● **RECORD EXCERPTS**:
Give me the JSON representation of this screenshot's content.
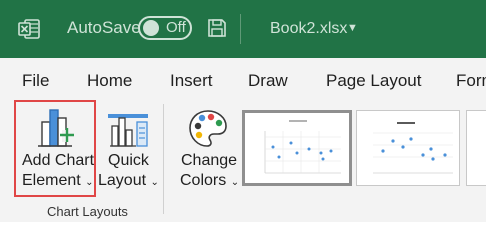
{
  "titlebar": {
    "autosave_label": "AutoSave",
    "toggle_state": "Off",
    "filename": "Book2.xlsx",
    "background": "#217346"
  },
  "menu": {
    "items": [
      "File",
      "Home",
      "Insert",
      "Draw",
      "Page Layout",
      "Form"
    ]
  },
  "ribbon": {
    "add_chart_line1": "Add Chart",
    "add_chart_line2": "Element",
    "quick_layout_line1": "Quick",
    "quick_layout_line2": "Layout",
    "change_colors_line1": "Change",
    "change_colors_line2": "Colors",
    "group_label": "Chart Layouts"
  },
  "colors": {
    "highlight": "#e04646",
    "accent": "#217346"
  },
  "icons": [
    "excel-icon",
    "save-icon",
    "add-chart-element-icon",
    "quick-layout-icon",
    "palette-icon"
  ]
}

● **TASK DESCRIPTION**:
Copy each line of the records precisely and drop any images they hold.

● **THE ANSWER**:
Give me the JSON representation of this screenshot's content.
{
  "titlebar": {
    "autosave_label": "AutoSave",
    "toggle_state": "Off",
    "filename": "Book2.xlsx",
    "background": "#217346"
  },
  "menu": {
    "items": [
      "File",
      "Home",
      "Insert",
      "Draw",
      "Page Layout",
      "Form"
    ]
  },
  "ribbon": {
    "add_chart_line1": "Add Chart",
    "add_chart_line2": "Element",
    "quick_layout_line1": "Quick",
    "quick_layout_line2": "Layout",
    "change_colors_line1": "Change",
    "change_colors_line2": "Colors",
    "group_label": "Chart Layouts"
  },
  "colors": {
    "highlight": "#e04646",
    "accent": "#217346"
  },
  "icons": [
    "excel-icon",
    "save-icon",
    "add-chart-element-icon",
    "quick-layout-icon",
    "palette-icon"
  ]
}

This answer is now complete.